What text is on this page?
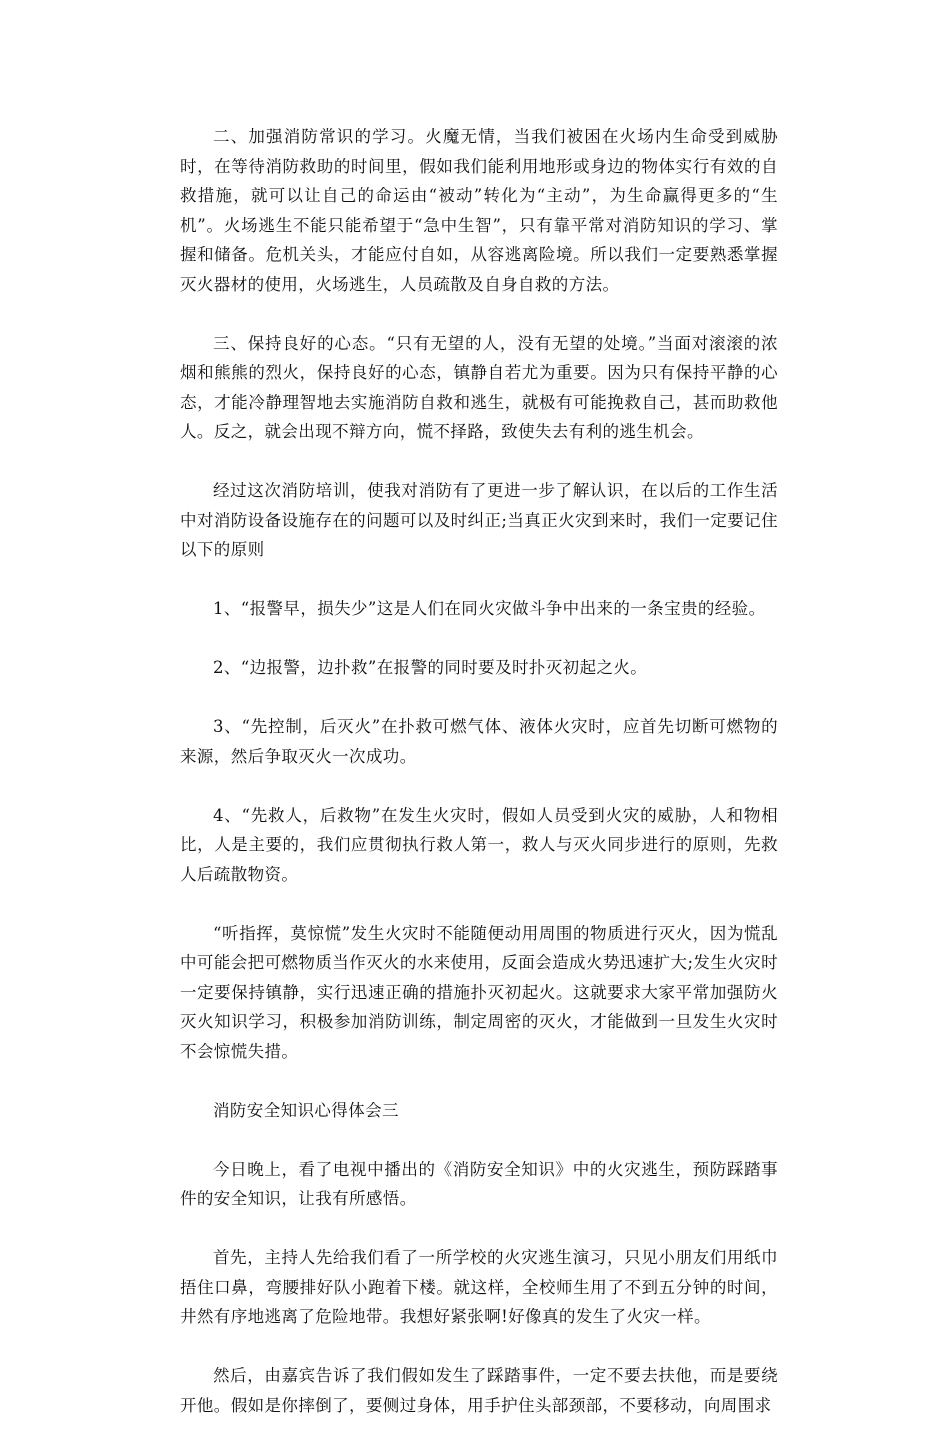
二、加强消防常识的学习。火魔无情，当我们被困在火场内生命受到威胁时，在等待消防救助的时间里，假如我们能利用地形或身边的物体实行有效的自救措施，就可以让自己的命运由“被动”转化为“主动”，为生命赢得更多的“生机”。火场逃生不能只能希望于“急中生智”，只有靠平常对消防知识的学习、掌握和储备。危机关头，才能应付自如，从容逃离险境。所以我们一定要熟悉掌握灭火器材的使用，火场逃生，人员疏散及自身自救的方法。

三、保持良好的心态。“只有无望的人，没有无望的处境。”当面对滚滚的浓烟和熊熊的烈火，保持良好的心态，镇静自若尤为重要。因为只有保持平静的心态，才能冷静理智地去实施消防自救和逃生，就极有可能挽救自己，甚而助救他人。反之，就会出现不辩方向，慌不择路，致使失去有利的逃生机会。

经过这次消防培训，使我对消防有了更进一步了解认识，在以后的工作生活中对消防设备设施存在的问题可以及时纠正;当真正火灾到来时，我们一定要记住以下的原则

1、“报警早，损失少”这是人们在同火灾做斗争中出来的一条宝贵的经验。

2、“边报警，边扑救”在报警的同时要及时扑灭初起之火。

3、“先控制，后灭火”在扑救可燃气体、液体火灾时，应首先切断可燃物的来源，然后争取灭火一次成功。

4、“先救人，后救物”在发生火灾时，假如人员受到火灾的威胁，人和物相比，人是主要的，我们应贯彻执行救人第一，救人与灭火同步进行的原则，先救人后疏散物资。

“听指挥，莫惊慌”发生火灾时不能随便动用周围的物质进行灭火，因为慌乱中可能会把可燃物质当作灭火的水来使用，反面会造成火势迅速扩大;发生火灾时一定要保持镇静，实行迅速正确的措施扑灭初起火。这就要求大家平常加强防火灭火知识学习，积极参加消防训练，制定周密的灭火，才能做到一旦发生火灾时不会惊慌失措。

消防安全知识心得体会三

今日晚上，看了电视中播出的《消防安全知识》中的火灾逃生，预防踩踏事件的安全知识，让我有所感悟。

首先，主持人先给我们看了一所学校的火灾逃生演习，只见小朋友们用纸巾捂住口鼻，弯腰排好队小跑着下楼。就这样，全校师生用了不到五分钟的时间，井然有序地逃离了危险地带。我想好紧张啊!好像真的发生了火灾一样。

然后，由嘉宾告诉了我们假如发生了踩踏事件，一定不要去扶他，而是要绕开他。假如是你摔倒了，要侧过身体，用手护住头部颈部，不要移动，向周围求
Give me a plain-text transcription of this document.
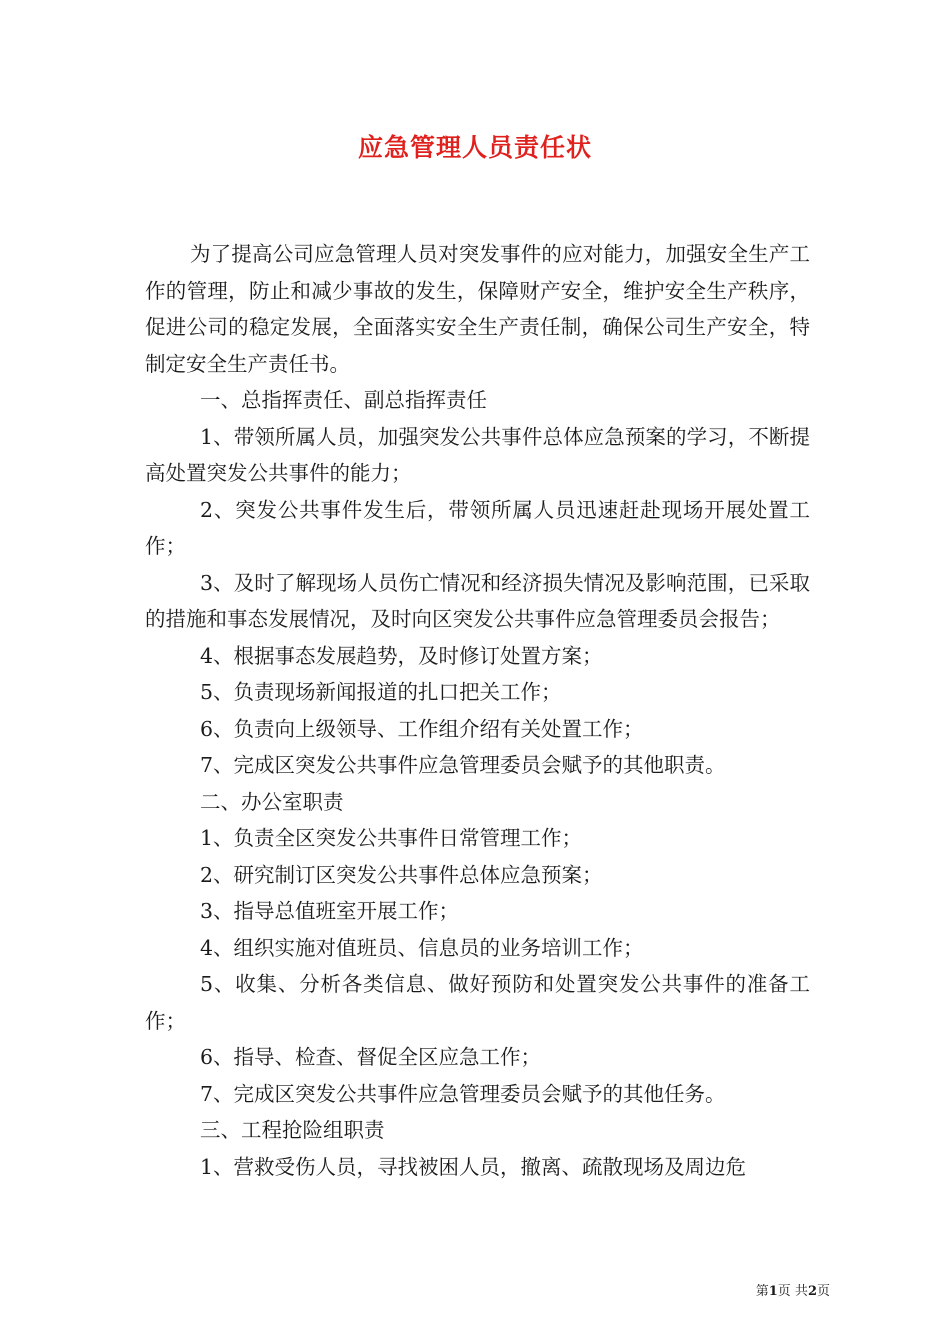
应急管理人员责任状

为了提高公司应急管理人员对突发事件的应对能力，加强安全生产工作的管理，防止和减少事故的发生，保障财产安全，维护安全生产秩序，促进公司的稳定发展，全面落实安全生产责任制，确保公司生产安全，特制定安全生产责任书。

一、总指挥责任、副总指挥责任

1、带领所属人员，加强突发公共事件总体应急预案的学习，不断提高处置突发公共事件的能力；

2、突发公共事件发生后，带领所属人员迅速赶赴现场开展处置工作；

3、及时了解现场人员伤亡情况和经济损失情况及影响范围，已采取的措施和事态发展情况，及时向区突发公共事件应急管理委员会报告；

4、根据事态发展趋势，及时修订处置方案；

5、负责现场新闻报道的扎口把关工作；

6、负责向上级领导、工作组介绍有关处置工作；

7、完成区突发公共事件应急管理委员会赋予的其他职责。

二、办公室职责

1、负责全区突发公共事件日常管理工作；

2、研究制订区突发公共事件总体应急预案；

3、指导总值班室开展工作；

4、组织实施对值班员、信息员的业务培训工作；

5、收集、分析各类信息、做好预防和处置突发公共事件的准备工作；

6、指导、检查、督促全区应急工作；

7、完成区突发公共事件应急管理委员会赋予的其他任务。

三、工程抢险组职责

1、营救受伤人员，寻找被困人员，撤离、疏散现场及周边危

第1页 共2页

### Brief:
State the count of lines holding the string "this" in the listing above, and nothing else.

### Output below:
2